(Dataset listings of figures)
=-=-=

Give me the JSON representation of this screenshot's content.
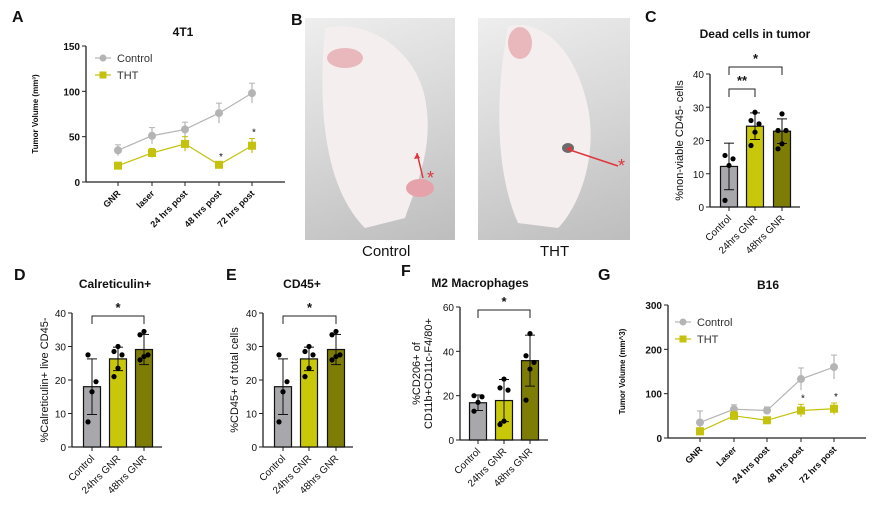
{
  "panel_letters": {
    "A": "A",
    "B": "B",
    "C": "C",
    "D": "D",
    "E": "E",
    "F": "F",
    "G": "G"
  },
  "photos": {
    "left_caption": "Control",
    "right_caption": "THT",
    "marker": "*"
  },
  "colors": {
    "control_line": "#b4b4b4",
    "tht_line": "#c4c20c",
    "bar_control": "#a7a7ac",
    "bar_24": "#c9c70a",
    "bar_48": "#7d7c05",
    "axis": "#222222",
    "arrow": "#e0353b"
  },
  "chart_data": [
    {
      "id": "A",
      "type": "line",
      "title": "4T1",
      "xlabel": "",
      "ylabel": "Tumor Volume (mm³)",
      "ylim": [
        0,
        150
      ],
      "yticks": [
        0,
        50,
        100,
        150
      ],
      "categories": [
        "GNR",
        "laser",
        "24 hrs post",
        "48 hrs post",
        "72 hrs post"
      ],
      "legend": "top-left",
      "series": [
        {
          "name": "Control",
          "marker": "circle",
          "values": [
            35,
            51,
            58,
            76,
            98
          ],
          "errors": [
            6,
            9,
            8,
            11,
            11
          ]
        },
        {
          "name": "THT",
          "marker": "square",
          "values": [
            18,
            32,
            42,
            19,
            40
          ],
          "errors": [
            3,
            5,
            8,
            2,
            8
          ]
        }
      ],
      "annotations": [
        {
          "category": "48 hrs post",
          "text": "*"
        },
        {
          "category": "72 hrs post",
          "text": "*"
        }
      ]
    },
    {
      "id": "C",
      "type": "bar",
      "title": "Dead cells in tumor",
      "ylabel": "%non-viable CD45- cells",
      "ylim": [
        0,
        40
      ],
      "yticks": [
        0,
        10,
        20,
        30,
        40
      ],
      "categories": [
        "Control",
        "24hrs GNR",
        "48hrs GNR"
      ],
      "values": [
        12.2,
        24.3,
        22.8
      ],
      "errors": [
        7,
        4,
        3.7
      ],
      "points": [
        [
          2,
          12.5,
          14.5,
          15.5
        ],
        [
          18.5,
          22.5,
          25,
          26,
          28.5
        ],
        [
          17.5,
          19,
          23,
          23,
          28
        ]
      ],
      "significance": [
        {
          "from": 0,
          "to": 1,
          "text": "**"
        },
        {
          "from": 0,
          "to": 2,
          "text": "*"
        }
      ]
    },
    {
      "id": "D",
      "type": "bar",
      "title": "Calreticulin+",
      "ylabel": "%Calreticulin+ live CD45-",
      "ylim": [
        0,
        40
      ],
      "yticks": [
        0,
        10,
        20,
        30,
        40
      ],
      "categories": [
        "Control",
        "24hrs GNR",
        "48hrs GNR"
      ],
      "values": [
        18,
        26.3,
        29.1
      ],
      "errors": [
        8.3,
        3.5,
        4.5
      ],
      "points": [
        [
          7.5,
          16.5,
          19.5,
          27.5
        ],
        [
          21,
          23.5,
          27.5,
          28.5,
          30
        ],
        [
          26,
          27,
          27.5,
          33.5,
          34.5
        ]
      ],
      "significance": [
        {
          "from": 0,
          "to": 2,
          "text": "*"
        }
      ]
    },
    {
      "id": "E",
      "type": "bar",
      "title": "CD45+",
      "ylabel": "%CD45+ of total cells",
      "ylim": [
        0,
        40
      ],
      "yticks": [
        0,
        10,
        20,
        30,
        40
      ],
      "categories": [
        "Control",
        "24hrs GNR",
        "48hrs GNR"
      ],
      "values": [
        18,
        26.3,
        29.1
      ],
      "errors": [
        8.3,
        3.5,
        4.5
      ],
      "points": [
        [
          7.5,
          16.5,
          19.5,
          27.5
        ],
        [
          21,
          23.5,
          27.5,
          28.5,
          30
        ],
        [
          26,
          27,
          27.5,
          33.5,
          34.5
        ]
      ],
      "significance": [
        {
          "from": 0,
          "to": 2,
          "text": "*"
        }
      ]
    },
    {
      "id": "F",
      "type": "bar",
      "title": "M2 Macrophages",
      "ylabel": "%CD206+ of",
      "ylabel2": "CD11b+CD11c-F4/80+",
      "ylim": [
        0,
        60
      ],
      "yticks": [
        0,
        20,
        40,
        60
      ],
      "categories": [
        "Control",
        "24hrs GNR",
        "48hrs GNR"
      ],
      "values": [
        16.8,
        17.8,
        35.8
      ],
      "errors": [
        3.5,
        9.5,
        11.5
      ],
      "points": [
        [
          13,
          17,
          19.5,
          20
        ],
        [
          7,
          8.5,
          22.5,
          23.5,
          27.5
        ],
        [
          18,
          32,
          35,
          38,
          48
        ]
      ],
      "significance": [
        {
          "from": 0,
          "to": 2,
          "text": "*"
        }
      ]
    },
    {
      "id": "G",
      "type": "line",
      "title": "B16",
      "xlabel": "",
      "ylabel": "Tumor Volume (mm^3)",
      "ylim": [
        0,
        300
      ],
      "yticks": [
        0,
        100,
        200,
        300
      ],
      "categories": [
        "GNR",
        "Laser",
        "24 hrs post",
        "48 hrs post",
        "72 hrs post"
      ],
      "legend": "top-left",
      "series": [
        {
          "name": "Control",
          "marker": "circle",
          "values": [
            35,
            65,
            62,
            133,
            160
          ],
          "errors": [
            26,
            10,
            8,
            25,
            27
          ]
        },
        {
          "name": "THT",
          "marker": "square",
          "values": [
            15,
            50,
            40,
            62,
            66
          ],
          "errors": [
            8,
            10,
            6,
            14,
            13
          ]
        }
      ],
      "annotations": [
        {
          "category": "48 hrs post",
          "text": "*"
        },
        {
          "category": "72 hrs post",
          "text": "*"
        }
      ]
    }
  ]
}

=-=-=

Transcribe the entries above verbatim, omitting their pictures.

Give me the JSON representation of this screenshot's content.
{
  "panel_letters": {
    "A": "A",
    "B": "B",
    "C": "C",
    "D": "D",
    "E": "E",
    "F": "F",
    "G": "G"
  },
  "photos": {
    "left_caption": "Control",
    "right_caption": "THT",
    "marker": "*"
  },
  "colors": {
    "control_line": "#b4b4b4",
    "tht_line": "#c4c20c",
    "bar_control": "#a7a7ac",
    "bar_24": "#c9c70a",
    "bar_48": "#7d7c05",
    "axis": "#222222",
    "arrow": "#e0353b"
  },
  "chart_data": [
    {
      "id": "A",
      "type": "line",
      "title": "4T1",
      "xlabel": "",
      "ylabel": "Tumor Volume (mm³)",
      "ylim": [
        0,
        150
      ],
      "yticks": [
        0,
        50,
        100,
        150
      ],
      "categories": [
        "GNR",
        "laser",
        "24 hrs post",
        "48 hrs post",
        "72 hrs post"
      ],
      "legend": "top-left",
      "series": [
        {
          "name": "Control",
          "marker": "circle",
          "values": [
            35,
            51,
            58,
            76,
            98
          ],
          "errors": [
            6,
            9,
            8,
            11,
            11
          ]
        },
        {
          "name": "THT",
          "marker": "square",
          "values": [
            18,
            32,
            42,
            19,
            40
          ],
          "errors": [
            3,
            5,
            8,
            2,
            8
          ]
        }
      ],
      "annotations": [
        {
          "category": "48 hrs post",
          "text": "*"
        },
        {
          "category": "72 hrs post",
          "text": "*"
        }
      ]
    },
    {
      "id": "C",
      "type": "bar",
      "title": "Dead cells in tumor",
      "ylabel": "%non-viable CD45- cells",
      "ylim": [
        0,
        40
      ],
      "yticks": [
        0,
        10,
        20,
        30,
        40
      ],
      "categories": [
        "Control",
        "24hrs GNR",
        "48hrs GNR"
      ],
      "values": [
        12.2,
        24.3,
        22.8
      ],
      "errors": [
        7,
        4,
        3.7
      ],
      "points": [
        [
          2,
          12.5,
          14.5,
          15.5
        ],
        [
          18.5,
          22.5,
          25,
          26,
          28.5
        ],
        [
          17.5,
          19,
          23,
          23,
          28
        ]
      ],
      "significance": [
        {
          "from": 0,
          "to": 1,
          "text": "**"
        },
        {
          "from": 0,
          "to": 2,
          "text": "*"
        }
      ]
    },
    {
      "id": "D",
      "type": "bar",
      "title": "Calreticulin+",
      "ylabel": "%Calreticulin+ live CD45-",
      "ylim": [
        0,
        40
      ],
      "yticks": [
        0,
        10,
        20,
        30,
        40
      ],
      "categories": [
        "Control",
        "24hrs GNR",
        "48hrs GNR"
      ],
      "values": [
        18,
        26.3,
        29.1
      ],
      "errors": [
        8.3,
        3.5,
        4.5
      ],
      "points": [
        [
          7.5,
          16.5,
          19.5,
          27.5
        ],
        [
          21,
          23.5,
          27.5,
          28.5,
          30
        ],
        [
          26,
          27,
          27.5,
          33.5,
          34.5
        ]
      ],
      "significance": [
        {
          "from": 0,
          "to": 2,
          "text": "*"
        }
      ]
    },
    {
      "id": "E",
      "type": "bar",
      "title": "CD45+",
      "ylabel": "%CD45+ of total cells",
      "ylim": [
        0,
        40
      ],
      "yticks": [
        0,
        10,
        20,
        30,
        40
      ],
      "categories": [
        "Control",
        "24hrs GNR",
        "48hrs GNR"
      ],
      "values": [
        18,
        26.3,
        29.1
      ],
      "errors": [
        8.3,
        3.5,
        4.5
      ],
      "points": [
        [
          7.5,
          16.5,
          19.5,
          27.5
        ],
        [
          21,
          23.5,
          27.5,
          28.5,
          30
        ],
        [
          26,
          27,
          27.5,
          33.5,
          34.5
        ]
      ],
      "significance": [
        {
          "from": 0,
          "to": 2,
          "text": "*"
        }
      ]
    },
    {
      "id": "F",
      "type": "bar",
      "title": "M2 Macrophages",
      "ylabel": "%CD206+ of",
      "ylabel2": "CD11b+CD11c-F4/80+",
      "ylim": [
        0,
        60
      ],
      "yticks": [
        0,
        20,
        40,
        60
      ],
      "categories": [
        "Control",
        "24hrs GNR",
        "48hrs GNR"
      ],
      "values": [
        16.8,
        17.8,
        35.8
      ],
      "errors": [
        3.5,
        9.5,
        11.5
      ],
      "points": [
        [
          13,
          17,
          19.5,
          20
        ],
        [
          7,
          8.5,
          22.5,
          23.5,
          27.5
        ],
        [
          18,
          32,
          35,
          38,
          48
        ]
      ],
      "significance": [
        {
          "from": 0,
          "to": 2,
          "text": "*"
        }
      ]
    },
    {
      "id": "G",
      "type": "line",
      "title": "B16",
      "xlabel": "",
      "ylabel": "Tumor Volume (mm^3)",
      "ylim": [
        0,
        300
      ],
      "yticks": [
        0,
        100,
        200,
        300
      ],
      "categories": [
        "GNR",
        "Laser",
        "24 hrs post",
        "48 hrs post",
        "72 hrs post"
      ],
      "legend": "top-left",
      "series": [
        {
          "name": "Control",
          "marker": "circle",
          "values": [
            35,
            65,
            62,
            133,
            160
          ],
          "errors": [
            26,
            10,
            8,
            25,
            27
          ]
        },
        {
          "name": "THT",
          "marker": "square",
          "values": [
            15,
            50,
            40,
            62,
            66
          ],
          "errors": [
            8,
            10,
            6,
            14,
            13
          ]
        }
      ],
      "annotations": [
        {
          "category": "48 hrs post",
          "text": "*"
        },
        {
          "category": "72 hrs post",
          "text": "*"
        }
      ]
    }
  ]
}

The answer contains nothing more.